SUPPLIED MATERIAL:
● ● ● ● ●

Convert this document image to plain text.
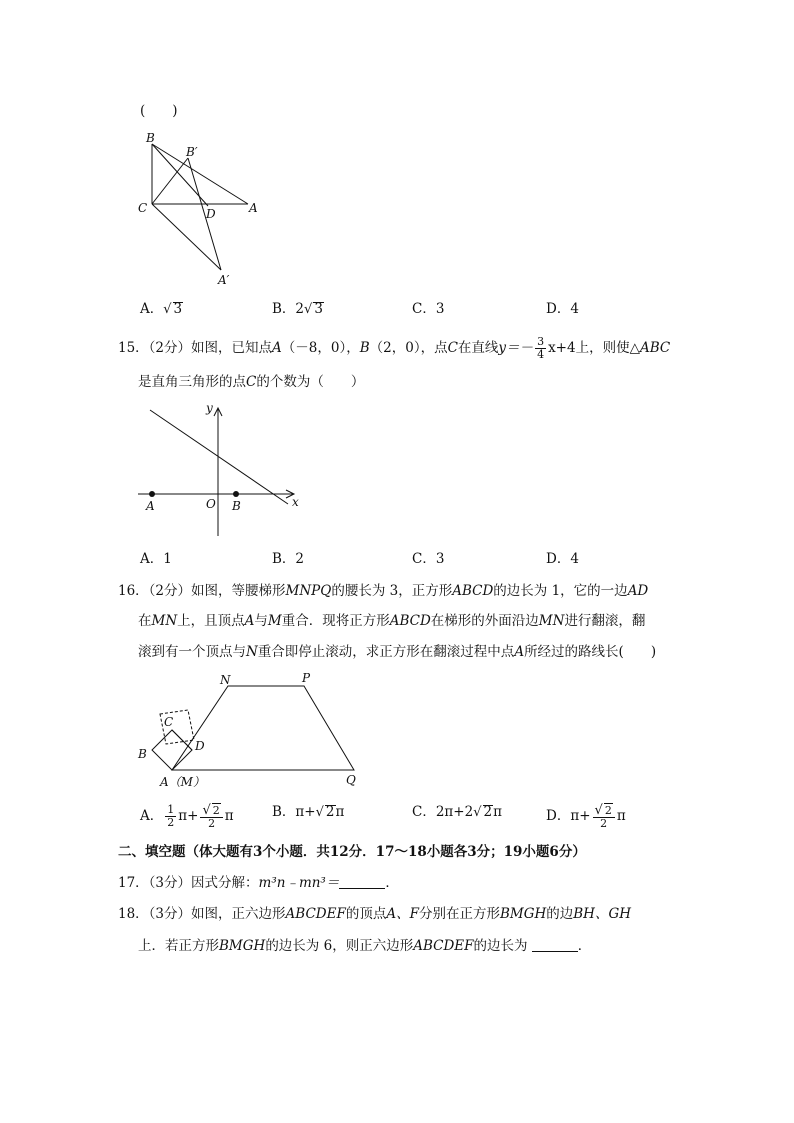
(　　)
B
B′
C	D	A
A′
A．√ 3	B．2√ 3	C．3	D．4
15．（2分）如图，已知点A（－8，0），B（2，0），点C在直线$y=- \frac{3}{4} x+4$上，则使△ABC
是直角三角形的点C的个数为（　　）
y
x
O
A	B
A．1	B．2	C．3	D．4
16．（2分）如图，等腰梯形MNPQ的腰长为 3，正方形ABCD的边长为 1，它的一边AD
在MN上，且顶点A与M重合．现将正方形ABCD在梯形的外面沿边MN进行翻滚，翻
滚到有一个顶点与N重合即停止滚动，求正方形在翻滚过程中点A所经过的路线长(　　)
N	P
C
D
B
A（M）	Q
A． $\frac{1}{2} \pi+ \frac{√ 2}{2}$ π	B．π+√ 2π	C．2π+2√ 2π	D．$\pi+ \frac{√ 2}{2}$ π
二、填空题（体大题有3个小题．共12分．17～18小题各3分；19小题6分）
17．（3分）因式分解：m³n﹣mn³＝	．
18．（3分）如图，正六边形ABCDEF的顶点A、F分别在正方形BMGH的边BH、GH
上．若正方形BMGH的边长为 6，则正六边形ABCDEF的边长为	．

● ● ● ● ●

PROBLEM: Each record above should come back exactly the same, only without its pictures.

ANSWER:
Convert this document image to plain text.
(　　)
B
B′
C	D	A
A′
A．√ 3	B．2√ 3	C．3	D．4
15．（2分）如图，已知点A（－8，0），B（2，0），点C在直线$y=- \frac{3}{4} x+4$上，则使△ABC
是直角三角形的点C的个数为（　　）
y
x
O
A	B
A．1	B．2	C．3	D．4
16．（2分）如图，等腰梯形MNPQ的腰长为 3，正方形ABCD的边长为 1，它的一边AD
在MN上，且顶点A与M重合．现将正方形ABCD在梯形的外面沿边MN进行翻滚，翻
滚到有一个顶点与N重合即停止滚动，求正方形在翻滚过程中点A所经过的路线长(　　)
N	P
C
D
B
A（M）	Q
A． $\frac{1}{2} \pi+ \frac{√ 2}{2}$ π	B．π+√ 2π	C．2π+2√ 2π	D．$\pi+ \frac{√ 2}{2}$ π
二、填空题（体大题有3个小题．共12分．17～18小题各3分；19小题6分）
17．（3分）因式分解：m³n﹣mn³＝	．
18．（3分）如图，正六边形ABCDEF的顶点A、F分别在正方形BMGH的边BH、GH
上．若正方形BMGH的边长为 6，则正六边形ABCDEF的边长为	．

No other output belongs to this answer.